(Stored dataset items)
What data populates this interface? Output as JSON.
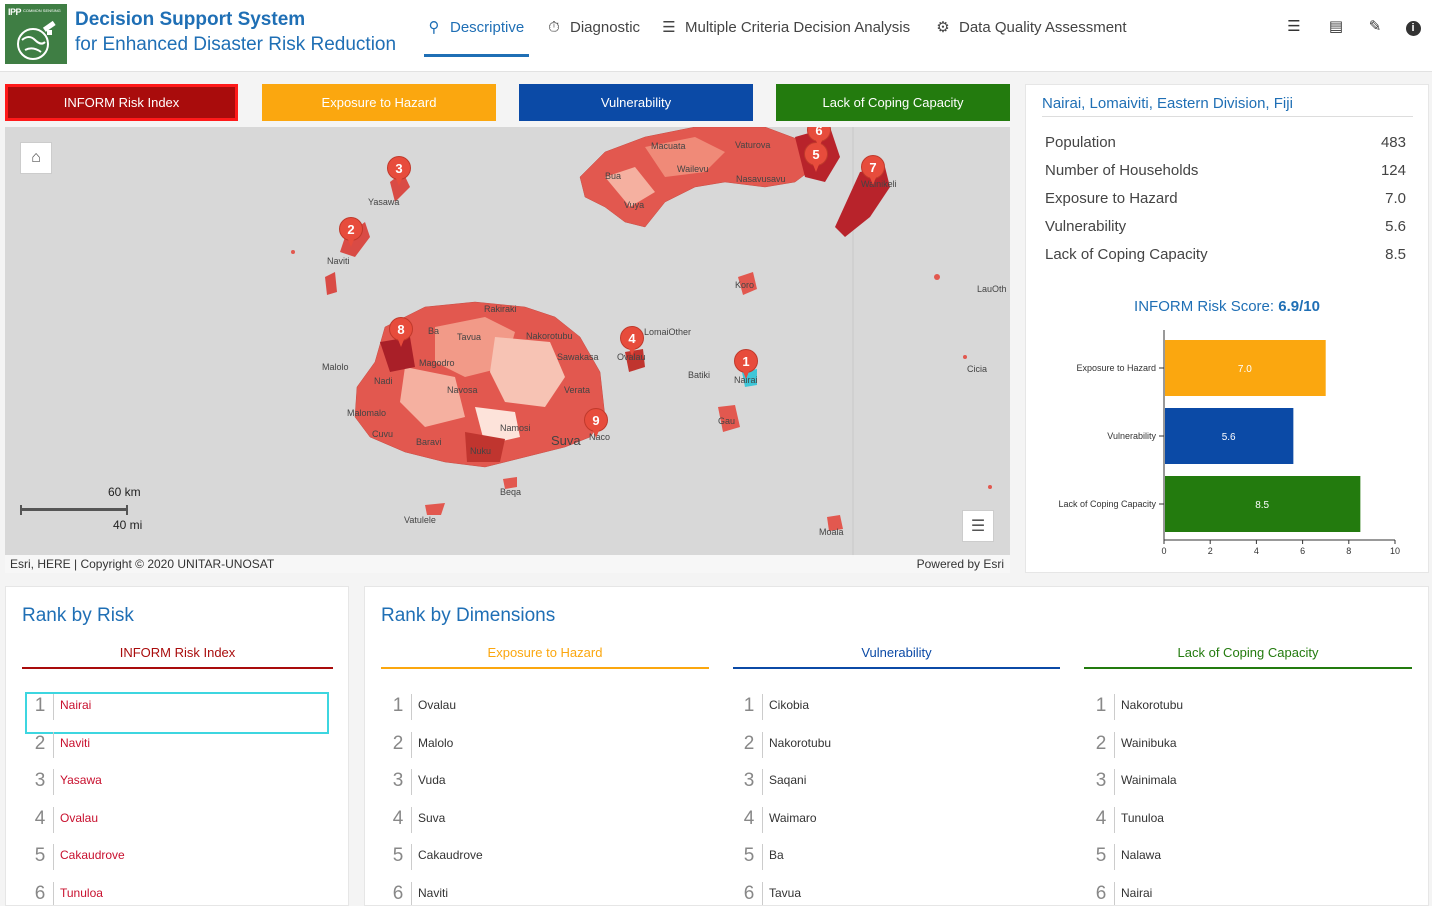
{
  "header": {
    "logo_text": "IPP",
    "logo_sub": "COMMON SENSING",
    "title": "Decision Support System",
    "subtitle": "for Enhanced Disaster Risk Reduction",
    "tabs": [
      {
        "label": "Descriptive",
        "icon": "search-icon",
        "active": true
      },
      {
        "label": "Diagnostic",
        "icon": "gauge-icon"
      },
      {
        "label": "Multiple Criteria Decision Analysis",
        "icon": "list-icon"
      },
      {
        "label": "Data Quality Assessment",
        "icon": "quality-icon"
      }
    ],
    "icons": [
      "layers-icon",
      "document-icon",
      "comment-icon",
      "info-icon"
    ]
  },
  "dimension_buttons": {
    "inform": "INFORM Risk Index",
    "exposure": "Exposure to Hazard",
    "vulnerability": "Vulnerability",
    "coping": "Lack of Coping Capacity"
  },
  "colors": {
    "inform": "#a90c0c",
    "exposure": "#fba70f",
    "vulnerability": "#0b4aa6",
    "coping": "#237b0e",
    "accent": "#1f6fb5"
  },
  "map": {
    "scale_km": "60 km",
    "scale_mi": "40 mi",
    "attribution": "Esri, HERE | Copyright © 2020 UNITAR-UNOSAT",
    "powered_by": "Powered by Esri",
    "labels": [
      "Yasawa",
      "Naviti",
      "Macuata",
      "Vaturova",
      "Wailevu",
      "Nasavusavu",
      "Bua",
      "Vuya",
      "Wainikeli",
      "Koro",
      "LauOth",
      "Rakiraki",
      "Ba",
      "Tavua",
      "Nakorotubu",
      "LomaiOther",
      "Magodro",
      "Sawakasa",
      "Ovalau",
      "Malolo",
      "Nadi",
      "Navosa",
      "Verata",
      "Batiki",
      "Nairai",
      "Cicia",
      "Malomalo",
      "Namosi",
      "Cuvu",
      "Baravi",
      "Suva",
      "Naco",
      "Gau",
      "Nuku",
      "Beqa",
      "Vatulele",
      "Moala"
    ],
    "pins": [
      "1",
      "2",
      "3",
      "4",
      "5",
      "6",
      "7",
      "8",
      "9"
    ]
  },
  "info": {
    "location": "Nairai, Lomaiviti, Eastern Division, Fiji",
    "stats": [
      {
        "label": "Population",
        "value": "483"
      },
      {
        "label": "Number of Households",
        "value": "124"
      },
      {
        "label": "Exposure to Hazard",
        "value": "7.0"
      },
      {
        "label": "Vulnerability",
        "value": "5.6"
      },
      {
        "label": "Lack of Coping Capacity",
        "value": "8.5"
      }
    ],
    "score_label": "INFORM Risk Score:",
    "score_value": "6.9/10"
  },
  "chart_data": {
    "type": "bar",
    "orientation": "horizontal",
    "categories": [
      "Exposure to Hazard",
      "Vulnerability",
      "Lack of Coping Capacity"
    ],
    "values": [
      7.0,
      5.6,
      8.5
    ],
    "value_labels": [
      "7.0",
      "5.6",
      "8.5"
    ],
    "colors": [
      "#fba70f",
      "#0b4aa6",
      "#237b0e"
    ],
    "xlim": [
      0,
      10
    ],
    "xticks": [
      0,
      2,
      4,
      6,
      8,
      10
    ],
    "grid": false
  },
  "rank_risk": {
    "title": "Rank by Risk",
    "column": "INFORM Risk Index",
    "items": [
      "Nairai",
      "Naviti",
      "Yasawa",
      "Ovalau",
      "Cakaudrove",
      "Tunuloa"
    ]
  },
  "rank_dims": {
    "title": "Rank by Dimensions",
    "columns": [
      {
        "label": "Exposure to Hazard",
        "items": [
          "Ovalau",
          "Malolo",
          "Vuda",
          "Suva",
          "Cakaudrove",
          "Naviti"
        ]
      },
      {
        "label": "Vulnerability",
        "items": [
          "Cikobia",
          "Nakorotubu",
          "Saqani",
          "Waimaro",
          "Ba",
          "Tavua"
        ]
      },
      {
        "label": "Lack of Coping Capacity",
        "items": [
          "Nakorotubu",
          "Wainibuka",
          "Wainimala",
          "Tunuloa",
          "Nalawa",
          "Nairai"
        ]
      }
    ]
  }
}
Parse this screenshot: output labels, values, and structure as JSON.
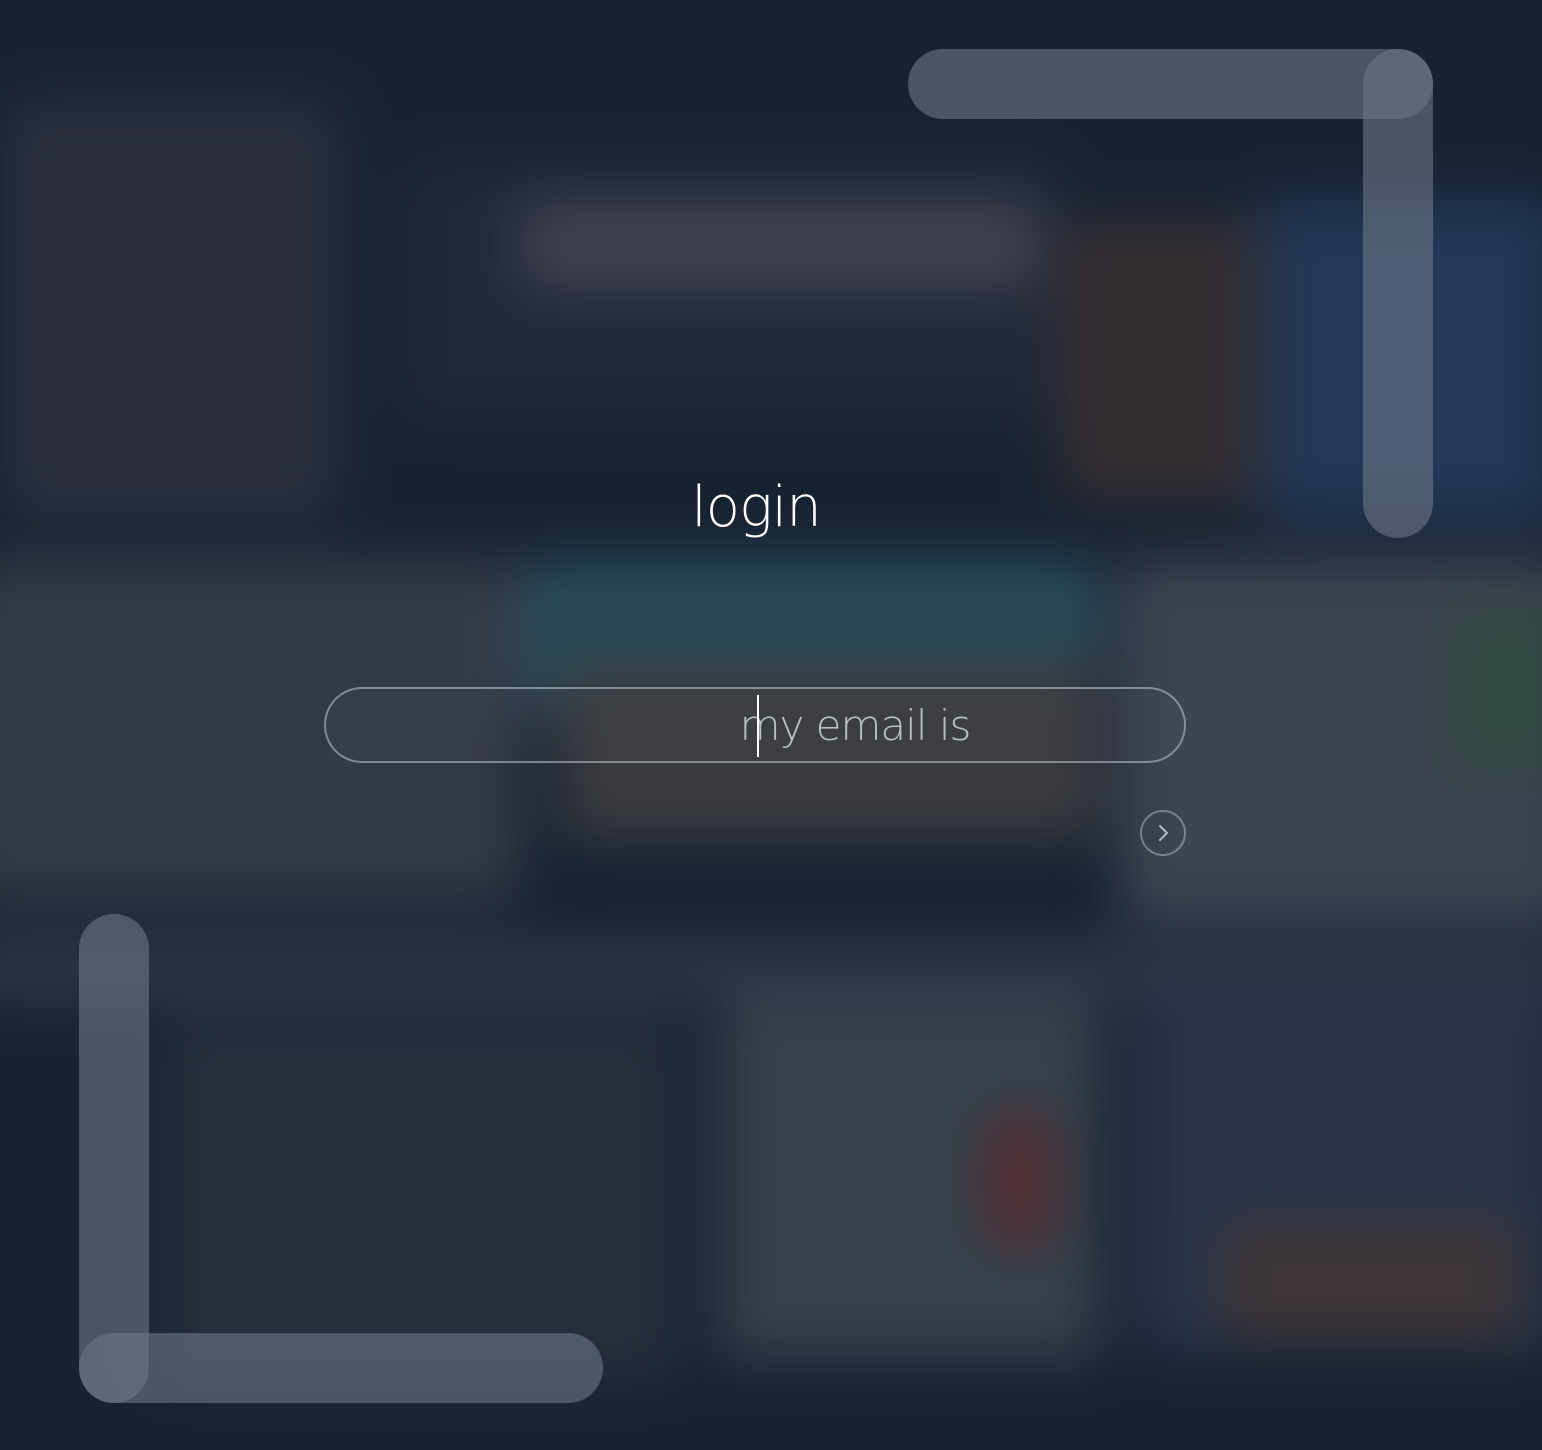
{
  "login": {
    "title": "login",
    "email_placeholder": "my email is",
    "email_value": ""
  },
  "icons": {
    "next": "chevron-right-icon"
  },
  "colors": {
    "background": "#1a2535",
    "bracket": "#5d6878",
    "text": "#ffffff"
  }
}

→ WHAT TO PRODUCE
Using the listing above, gather each line that holds the string "JSON" and copy it.

→ PROBLEM SOLUTION
What data populates this interface? Output as JSON.
Parse this screenshot: output labels, values, and structure as JSON.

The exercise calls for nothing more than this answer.